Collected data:
/---
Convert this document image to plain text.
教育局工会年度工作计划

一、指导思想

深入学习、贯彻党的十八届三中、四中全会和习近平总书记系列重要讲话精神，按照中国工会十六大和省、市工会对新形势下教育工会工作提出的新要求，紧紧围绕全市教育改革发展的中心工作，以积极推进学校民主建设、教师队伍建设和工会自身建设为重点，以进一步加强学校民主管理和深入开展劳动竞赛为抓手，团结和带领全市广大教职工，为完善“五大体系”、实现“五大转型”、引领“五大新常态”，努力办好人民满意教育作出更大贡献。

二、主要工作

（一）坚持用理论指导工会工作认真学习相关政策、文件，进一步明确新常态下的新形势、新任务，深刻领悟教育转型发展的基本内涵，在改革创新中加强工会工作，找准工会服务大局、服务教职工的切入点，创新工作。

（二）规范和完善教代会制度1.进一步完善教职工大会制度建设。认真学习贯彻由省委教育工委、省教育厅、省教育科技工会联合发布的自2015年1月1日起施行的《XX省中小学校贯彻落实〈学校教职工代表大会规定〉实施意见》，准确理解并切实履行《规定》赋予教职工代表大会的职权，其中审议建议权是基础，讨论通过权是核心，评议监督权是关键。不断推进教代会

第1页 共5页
\---
Set task | Type out all of the material again, word for word.

Task answer |
Convert this document image to plain text.
教育局工会年度工作计划

一、指导思想

深入学习、贯彻党的十八届三中、四中全会和习近平总书记系列重要讲话精神，按照中国工会十六大和省、市工会对新形势下教育工会工作提出的新要求，紧紧围绕全市教育改革发展的中心工作，以积极推进学校民主建设、教师队伍建设和工会自身建设为重点，以进一步加强学校民主管理和深入开展劳动竞赛为抓手，团结和带领全市广大教职工，为完善“五大体系”、实现“五大转型”、引领“五大新常态”，努力办好人民满意教育作出更大贡献。

二、主要工作

（一）坚持用理论指导工会工作认真学习相关政策、文件，进一步明确新常态下的新形势、新任务，深刻领悟教育转型发展的基本内涵，在改革创新中加强工会工作，找准工会服务大局、服务教职工的切入点，创新工作。

（二）规范和完善教代会制度1.进一步完善教职工大会制度建设。认真学习贯彻由省委教育工委、省教育厅、省教育科技工会联合发布的自2015年1月1日起施行的《XX省中小学校贯彻落实〈学校教职工代表大会规定〉实施意见》，准确理解并切实履行《规定》赋予教职工代表大会的职权，其中审议建议权是基础，讨论通过权是核心，评议监督权是关键。不断推进教代会

第1页 共5页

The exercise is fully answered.